§ What is required:
Leave out the pictures and repeat every record exactly.

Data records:

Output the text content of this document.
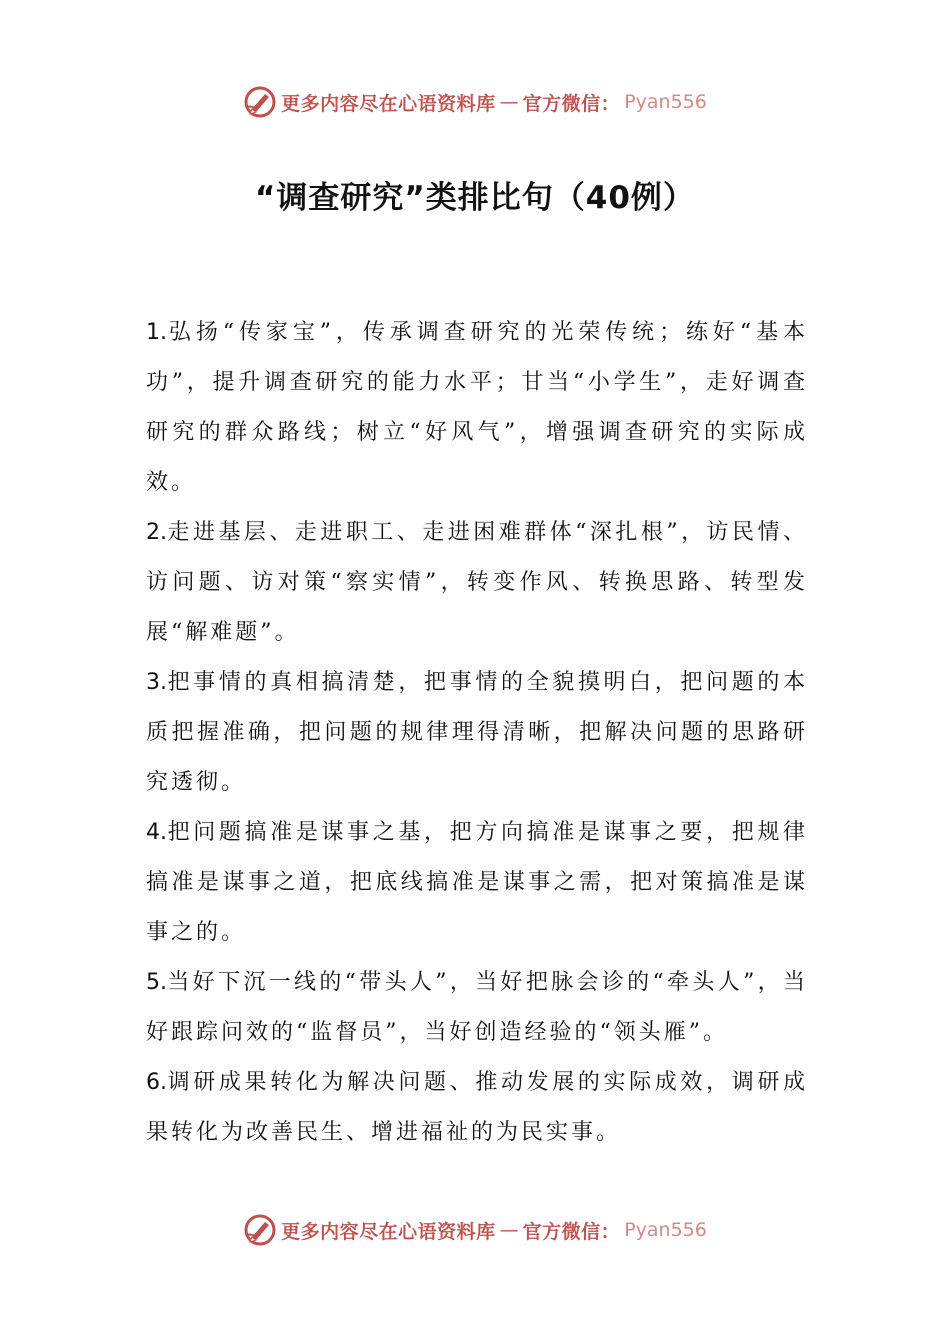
更多内容尽在心语资料库 — 官方微信： Pyan556
“调查研究”类排比句（40例）

1.弘扬“传家宝”，传承调查研究的光荣传统；练好“基本功”，提升调查研究的能力水平；甘当“小学生”，走好调查研究的群众路线；树立“好风气”，增强调查研究的实际成效。

2.走进基层、走进职工、走进困难群体“深扎根”，访民情、访问题、访对策“察实情”，转变作风、转换思路、转型发展“解难题”。

3.把事情的真相搞清楚，把事情的全貌摸明白，把问题的本质把握准确，把问题的规律理得清晰，把解决问题的思路研究透彻。

4.把问题搞准是谋事之基，把方向搞准是谋事之要，把规律搞准是谋事之道，把底线搞准是谋事之需，把对策搞准是谋事之的。

5.当好下沉一线的“带头人”，当好把脉会诊的“牵头人”，当好跟踪问效的“监督员”，当好创造经验的“领头雁”。

6.调研成果转化为解决问题、推动发展的实际成效，调研成果转化为改善民生、增进福祉的为民实事。

更多内容尽在心语资料库 — 官方微信： Pyan556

§ Exercise answer:
Output the text content of this document.
更多内容尽在心语资料库 — 官方微信： Pyan556
“调查研究”类排比句（40例）

1.弘扬“传家宝”，传承调查研究的光荣传统；练好“基本功”，提升调查研究的能力水平；甘当“小学生”，走好调查研究的群众路线；树立“好风气”，增强调查研究的实际成效。

2.走进基层、走进职工、走进困难群体“深扎根”，访民情、访问题、访对策“察实情”，转变作风、转换思路、转型发展“解难题”。

3.把事情的真相搞清楚，把事情的全貌摸明白，把问题的本质把握准确，把问题的规律理得清晰，把解决问题的思路研究透彻。

4.把问题搞准是谋事之基，把方向搞准是谋事之要，把规律搞准是谋事之道，把底线搞准是谋事之需，把对策搞准是谋事之的。

5.当好下沉一线的“带头人”，当好把脉会诊的“牵头人”，当好跟踪问效的“监督员”，当好创造经验的“领头雁”。

6.调研成果转化为解决问题、推动发展的实际成效，调研成果转化为改善民生、增进福祉的为民实事。

更多内容尽在心语资料库 — 官方微信： Pyan556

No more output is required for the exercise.